- _WHAT IS NEEDED_: Retype, without changes, every line from the line that contains "What data populates" through the final line of the records. Exclude pictures.
________________________
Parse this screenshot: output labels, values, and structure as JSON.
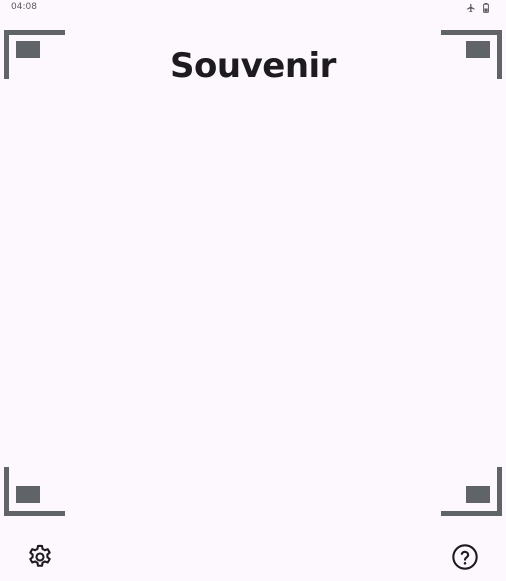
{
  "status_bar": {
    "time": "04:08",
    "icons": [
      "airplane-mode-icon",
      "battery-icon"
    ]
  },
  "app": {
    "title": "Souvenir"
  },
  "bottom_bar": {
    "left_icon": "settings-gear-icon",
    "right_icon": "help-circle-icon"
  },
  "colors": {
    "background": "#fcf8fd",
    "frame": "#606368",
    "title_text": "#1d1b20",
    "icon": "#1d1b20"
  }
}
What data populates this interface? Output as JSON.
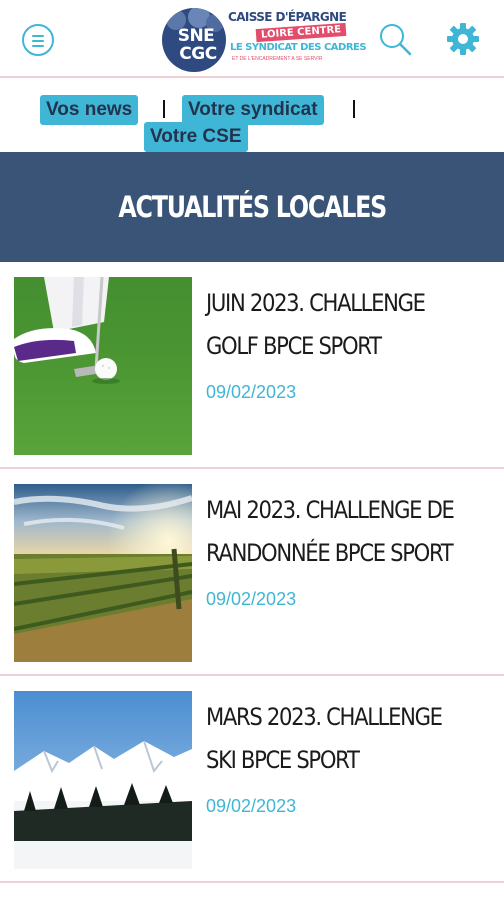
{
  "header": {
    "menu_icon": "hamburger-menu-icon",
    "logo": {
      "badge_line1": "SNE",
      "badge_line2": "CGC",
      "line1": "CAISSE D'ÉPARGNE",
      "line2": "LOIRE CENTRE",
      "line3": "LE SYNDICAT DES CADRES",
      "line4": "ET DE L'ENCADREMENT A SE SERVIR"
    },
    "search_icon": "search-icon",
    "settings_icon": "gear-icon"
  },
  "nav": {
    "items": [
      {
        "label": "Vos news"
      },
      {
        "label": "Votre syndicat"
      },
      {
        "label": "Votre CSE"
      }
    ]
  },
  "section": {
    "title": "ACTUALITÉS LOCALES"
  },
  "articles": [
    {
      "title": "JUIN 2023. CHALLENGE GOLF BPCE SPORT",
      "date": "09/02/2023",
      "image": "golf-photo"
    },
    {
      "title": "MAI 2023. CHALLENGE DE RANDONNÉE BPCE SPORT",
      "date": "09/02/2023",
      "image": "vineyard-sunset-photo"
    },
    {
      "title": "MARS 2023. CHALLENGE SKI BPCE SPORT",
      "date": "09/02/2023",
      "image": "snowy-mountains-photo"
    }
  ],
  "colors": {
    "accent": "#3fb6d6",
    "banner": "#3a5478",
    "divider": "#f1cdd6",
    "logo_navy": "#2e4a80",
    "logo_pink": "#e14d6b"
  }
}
________________________
- _WRITTEN SOLUTION_:
What data populates this interface? Output as JSON.
{
  "header": {
    "menu_icon": "hamburger-menu-icon",
    "logo": {
      "badge_line1": "SNE",
      "badge_line2": "CGC",
      "line1": "CAISSE D'ÉPARGNE",
      "line2": "LOIRE CENTRE",
      "line3": "LE SYNDICAT DES CADRES",
      "line4": "ET DE L'ENCADREMENT A SE SERVIR"
    },
    "search_icon": "search-icon",
    "settings_icon": "gear-icon"
  },
  "nav": {
    "items": [
      {
        "label": "Vos news"
      },
      {
        "label": "Votre syndicat"
      },
      {
        "label": "Votre CSE"
      }
    ]
  },
  "section": {
    "title": "ACTUALITÉS LOCALES"
  },
  "articles": [
    {
      "title": "JUIN 2023. CHALLENGE GOLF BPCE SPORT",
      "date": "09/02/2023",
      "image": "golf-photo"
    },
    {
      "title": "MAI 2023. CHALLENGE DE RANDONNÉE BPCE SPORT",
      "date": "09/02/2023",
      "image": "vineyard-sunset-photo"
    },
    {
      "title": "MARS 2023. CHALLENGE SKI BPCE SPORT",
      "date": "09/02/2023",
      "image": "snowy-mountains-photo"
    }
  ],
  "colors": {
    "accent": "#3fb6d6",
    "banner": "#3a5478",
    "divider": "#f1cdd6",
    "logo_navy": "#2e4a80",
    "logo_pink": "#e14d6b"
  }
}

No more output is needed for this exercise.